Set task: Gather all lines in the entries below that include the word "Immigrants".

Records shown:
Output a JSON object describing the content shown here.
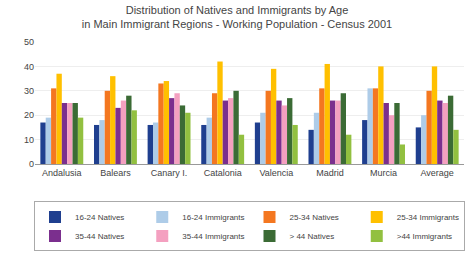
{
  "chart_data": {
    "type": "bar",
    "title": "Distribution of Natives and Immigrants by Age\nin Main Immigrant Regions - Working Population - Census 2001",
    "categories": [
      "Andalusia",
      "Balears",
      "Canary I.",
      "Catalonia",
      "Valencia",
      "Madrid",
      "Murcia",
      "Average"
    ],
    "series": [
      {
        "name": "16-24 Natives",
        "color": "#1F3F8F",
        "values": [
          17,
          16,
          16,
          16,
          17,
          14,
          18,
          15
        ]
      },
      {
        "name": "16-24 Immigrants",
        "color": "#AECCE8",
        "values": [
          19,
          18,
          17,
          19,
          21,
          21,
          31,
          20
        ]
      },
      {
        "name": "25-34 Natives",
        "color": "#F47720",
        "values": [
          31,
          30,
          33,
          29,
          30,
          31,
          31,
          30
        ]
      },
      {
        "name": "25-34 Immigrants",
        "color": "#FFC000",
        "values": [
          37,
          36,
          34,
          42,
          39,
          41,
          40,
          40
        ]
      },
      {
        "name": "35-44 Natives",
        "color": "#7B2F8E",
        "values": [
          25,
          23,
          27,
          26,
          26,
          26,
          25,
          26
        ]
      },
      {
        "name": "35-44 Immigrants",
        "color": "#F4A0C0",
        "values": [
          25,
          26,
          29,
          27,
          24,
          26,
          20,
          25
        ]
      },
      {
        "name": "> 44 Natives",
        "color": "#3B6B35",
        "values": [
          25,
          28,
          24,
          30,
          27,
          29,
          25,
          28
        ]
      },
      {
        "name": ">44 Immigrants",
        "color": "#92C040",
        "values": [
          19,
          22,
          21,
          12,
          16,
          12,
          8,
          14
        ]
      }
    ],
    "ylim": [
      0,
      50
    ],
    "yticks": [
      0,
      10,
      20,
      30,
      40,
      50
    ],
    "grid": true,
    "legend": "bottom"
  }
}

Result of the exercise:
    "title": "Distribution of Natives and Immigrants by Age\nin Main Immigrant Regions - Working Population - Census 2001",
        "name": "16-24 Immigrants",
        "name": "25-34 Immigrants",
        "name": "35-44 Immigrants",
        "name": ">44 Immigrants",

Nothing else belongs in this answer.